** Start Dataset excerpts **

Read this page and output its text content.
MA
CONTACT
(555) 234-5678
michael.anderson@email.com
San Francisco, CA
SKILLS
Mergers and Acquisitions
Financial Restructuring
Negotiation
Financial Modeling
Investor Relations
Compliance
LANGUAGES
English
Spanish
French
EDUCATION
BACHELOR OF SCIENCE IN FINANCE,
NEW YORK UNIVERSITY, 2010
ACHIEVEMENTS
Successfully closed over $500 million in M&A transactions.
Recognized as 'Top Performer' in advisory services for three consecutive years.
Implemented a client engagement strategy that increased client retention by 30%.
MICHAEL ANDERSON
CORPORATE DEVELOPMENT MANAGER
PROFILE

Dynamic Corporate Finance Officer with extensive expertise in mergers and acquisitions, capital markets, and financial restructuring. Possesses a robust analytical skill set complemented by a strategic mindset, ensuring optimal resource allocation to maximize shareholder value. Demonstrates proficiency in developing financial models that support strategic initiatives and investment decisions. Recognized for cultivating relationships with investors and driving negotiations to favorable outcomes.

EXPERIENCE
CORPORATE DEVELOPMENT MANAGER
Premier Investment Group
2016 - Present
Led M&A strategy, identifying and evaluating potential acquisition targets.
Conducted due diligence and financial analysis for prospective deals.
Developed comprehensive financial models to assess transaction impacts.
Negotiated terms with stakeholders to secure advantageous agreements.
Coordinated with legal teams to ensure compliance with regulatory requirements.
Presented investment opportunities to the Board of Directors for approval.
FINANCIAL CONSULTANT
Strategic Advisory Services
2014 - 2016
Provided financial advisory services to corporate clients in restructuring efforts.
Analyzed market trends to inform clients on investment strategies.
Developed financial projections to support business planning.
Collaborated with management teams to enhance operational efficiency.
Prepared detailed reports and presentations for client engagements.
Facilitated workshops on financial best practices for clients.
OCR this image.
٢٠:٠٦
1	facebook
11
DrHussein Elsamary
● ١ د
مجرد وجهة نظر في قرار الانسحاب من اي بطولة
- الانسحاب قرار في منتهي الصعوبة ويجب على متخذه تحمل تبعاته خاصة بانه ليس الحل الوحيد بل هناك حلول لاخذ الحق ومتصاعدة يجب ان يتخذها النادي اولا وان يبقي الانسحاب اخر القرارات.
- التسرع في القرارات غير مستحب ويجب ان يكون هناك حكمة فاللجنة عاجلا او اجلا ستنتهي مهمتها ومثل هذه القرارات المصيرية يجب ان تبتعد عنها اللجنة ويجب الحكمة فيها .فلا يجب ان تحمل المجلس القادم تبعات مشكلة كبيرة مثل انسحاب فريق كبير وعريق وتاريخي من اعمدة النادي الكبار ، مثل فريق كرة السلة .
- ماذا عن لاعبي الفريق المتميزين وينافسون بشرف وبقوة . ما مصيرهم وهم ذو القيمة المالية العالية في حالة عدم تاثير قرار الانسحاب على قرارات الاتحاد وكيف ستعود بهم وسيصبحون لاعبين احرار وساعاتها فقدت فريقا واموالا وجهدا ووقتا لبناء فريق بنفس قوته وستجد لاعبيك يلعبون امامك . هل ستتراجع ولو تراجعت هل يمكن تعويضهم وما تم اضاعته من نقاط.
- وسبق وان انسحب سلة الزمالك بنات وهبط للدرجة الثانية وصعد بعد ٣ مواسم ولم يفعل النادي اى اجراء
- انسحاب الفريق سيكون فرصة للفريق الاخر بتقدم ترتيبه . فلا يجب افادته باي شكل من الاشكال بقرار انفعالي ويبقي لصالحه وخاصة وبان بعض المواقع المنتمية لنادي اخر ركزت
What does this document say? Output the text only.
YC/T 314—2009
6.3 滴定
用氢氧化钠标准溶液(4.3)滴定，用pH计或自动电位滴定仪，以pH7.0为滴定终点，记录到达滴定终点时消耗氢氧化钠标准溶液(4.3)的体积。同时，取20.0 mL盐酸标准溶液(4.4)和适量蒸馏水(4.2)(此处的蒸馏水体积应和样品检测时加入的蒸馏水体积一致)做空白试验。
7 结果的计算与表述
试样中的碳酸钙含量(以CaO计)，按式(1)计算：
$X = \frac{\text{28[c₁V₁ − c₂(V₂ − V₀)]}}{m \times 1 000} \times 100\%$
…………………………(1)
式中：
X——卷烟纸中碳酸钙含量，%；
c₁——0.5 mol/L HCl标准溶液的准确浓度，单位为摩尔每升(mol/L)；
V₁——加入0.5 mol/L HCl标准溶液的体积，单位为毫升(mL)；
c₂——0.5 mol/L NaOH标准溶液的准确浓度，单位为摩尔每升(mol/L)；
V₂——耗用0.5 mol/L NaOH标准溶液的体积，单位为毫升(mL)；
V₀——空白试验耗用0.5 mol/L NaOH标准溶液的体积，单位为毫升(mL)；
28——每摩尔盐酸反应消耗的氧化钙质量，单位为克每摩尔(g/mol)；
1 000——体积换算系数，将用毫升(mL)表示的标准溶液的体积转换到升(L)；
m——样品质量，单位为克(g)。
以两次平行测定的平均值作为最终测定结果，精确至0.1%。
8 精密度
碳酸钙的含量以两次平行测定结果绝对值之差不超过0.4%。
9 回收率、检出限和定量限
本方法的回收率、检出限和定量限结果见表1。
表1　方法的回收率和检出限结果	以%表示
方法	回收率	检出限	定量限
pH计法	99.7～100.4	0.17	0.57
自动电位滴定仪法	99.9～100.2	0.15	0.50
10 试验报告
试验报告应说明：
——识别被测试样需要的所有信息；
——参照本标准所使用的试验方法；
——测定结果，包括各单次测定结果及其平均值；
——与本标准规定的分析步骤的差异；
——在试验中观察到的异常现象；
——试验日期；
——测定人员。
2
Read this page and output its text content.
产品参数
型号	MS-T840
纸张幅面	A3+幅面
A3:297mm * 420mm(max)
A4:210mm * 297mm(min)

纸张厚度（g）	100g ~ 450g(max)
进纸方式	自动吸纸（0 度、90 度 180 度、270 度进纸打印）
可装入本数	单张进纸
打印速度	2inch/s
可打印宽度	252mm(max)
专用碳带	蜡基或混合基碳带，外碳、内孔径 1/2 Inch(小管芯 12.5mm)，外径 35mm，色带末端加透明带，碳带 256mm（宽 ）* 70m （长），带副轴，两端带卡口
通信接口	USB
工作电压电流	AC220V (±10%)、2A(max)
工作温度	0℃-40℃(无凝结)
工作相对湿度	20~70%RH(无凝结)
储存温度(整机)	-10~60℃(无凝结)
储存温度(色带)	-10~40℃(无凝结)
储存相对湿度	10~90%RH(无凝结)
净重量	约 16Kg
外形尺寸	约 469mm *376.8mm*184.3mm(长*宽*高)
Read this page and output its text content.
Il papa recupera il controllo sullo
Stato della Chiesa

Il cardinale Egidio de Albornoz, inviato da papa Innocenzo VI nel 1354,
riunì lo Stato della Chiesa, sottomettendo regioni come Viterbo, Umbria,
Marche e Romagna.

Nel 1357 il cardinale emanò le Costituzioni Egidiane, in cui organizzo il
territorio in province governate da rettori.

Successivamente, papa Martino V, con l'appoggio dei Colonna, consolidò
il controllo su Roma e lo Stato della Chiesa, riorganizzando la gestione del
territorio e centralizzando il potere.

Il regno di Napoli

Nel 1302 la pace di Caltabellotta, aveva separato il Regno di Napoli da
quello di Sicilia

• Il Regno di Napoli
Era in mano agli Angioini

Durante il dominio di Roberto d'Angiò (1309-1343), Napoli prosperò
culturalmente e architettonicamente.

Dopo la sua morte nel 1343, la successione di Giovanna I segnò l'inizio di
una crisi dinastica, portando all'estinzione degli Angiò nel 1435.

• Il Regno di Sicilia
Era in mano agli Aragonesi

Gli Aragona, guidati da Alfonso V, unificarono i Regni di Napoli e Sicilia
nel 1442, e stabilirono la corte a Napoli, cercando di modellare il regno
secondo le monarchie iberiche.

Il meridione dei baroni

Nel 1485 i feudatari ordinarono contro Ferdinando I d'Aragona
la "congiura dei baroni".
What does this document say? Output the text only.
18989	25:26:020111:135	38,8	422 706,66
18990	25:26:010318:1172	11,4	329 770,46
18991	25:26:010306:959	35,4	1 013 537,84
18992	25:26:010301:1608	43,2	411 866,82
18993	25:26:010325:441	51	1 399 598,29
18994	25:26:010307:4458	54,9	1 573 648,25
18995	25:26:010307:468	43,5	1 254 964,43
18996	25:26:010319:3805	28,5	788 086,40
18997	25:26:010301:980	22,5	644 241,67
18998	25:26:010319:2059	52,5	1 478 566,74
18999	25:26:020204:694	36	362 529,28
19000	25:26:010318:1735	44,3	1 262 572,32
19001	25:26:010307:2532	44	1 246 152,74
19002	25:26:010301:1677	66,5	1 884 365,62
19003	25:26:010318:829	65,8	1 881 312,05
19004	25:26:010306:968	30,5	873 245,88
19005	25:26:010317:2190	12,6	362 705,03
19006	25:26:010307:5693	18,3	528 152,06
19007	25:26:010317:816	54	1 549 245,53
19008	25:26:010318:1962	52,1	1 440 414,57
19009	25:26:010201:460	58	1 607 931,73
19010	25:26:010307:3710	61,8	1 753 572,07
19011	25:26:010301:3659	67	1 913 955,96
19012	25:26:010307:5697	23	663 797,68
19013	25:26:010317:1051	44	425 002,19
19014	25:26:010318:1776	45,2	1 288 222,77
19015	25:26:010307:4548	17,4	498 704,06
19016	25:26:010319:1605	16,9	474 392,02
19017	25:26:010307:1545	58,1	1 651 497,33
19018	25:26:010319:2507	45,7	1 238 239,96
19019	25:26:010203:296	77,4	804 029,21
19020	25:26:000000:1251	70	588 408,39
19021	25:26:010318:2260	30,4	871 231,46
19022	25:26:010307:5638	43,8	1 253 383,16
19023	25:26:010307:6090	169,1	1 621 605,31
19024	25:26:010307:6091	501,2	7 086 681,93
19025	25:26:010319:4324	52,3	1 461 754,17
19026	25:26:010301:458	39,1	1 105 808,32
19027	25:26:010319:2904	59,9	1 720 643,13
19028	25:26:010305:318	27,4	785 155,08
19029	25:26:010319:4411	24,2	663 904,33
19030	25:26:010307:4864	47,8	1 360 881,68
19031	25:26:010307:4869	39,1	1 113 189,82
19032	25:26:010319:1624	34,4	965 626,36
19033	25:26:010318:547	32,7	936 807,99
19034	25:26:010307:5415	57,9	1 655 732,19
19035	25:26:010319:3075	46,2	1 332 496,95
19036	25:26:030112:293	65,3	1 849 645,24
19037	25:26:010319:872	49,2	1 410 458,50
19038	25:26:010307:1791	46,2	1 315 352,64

** End Dataset excerpts **

## [Goal]
Work out how many lines in the records above contain the word "papa", and give only that number.

## [Solution to this exercise]
3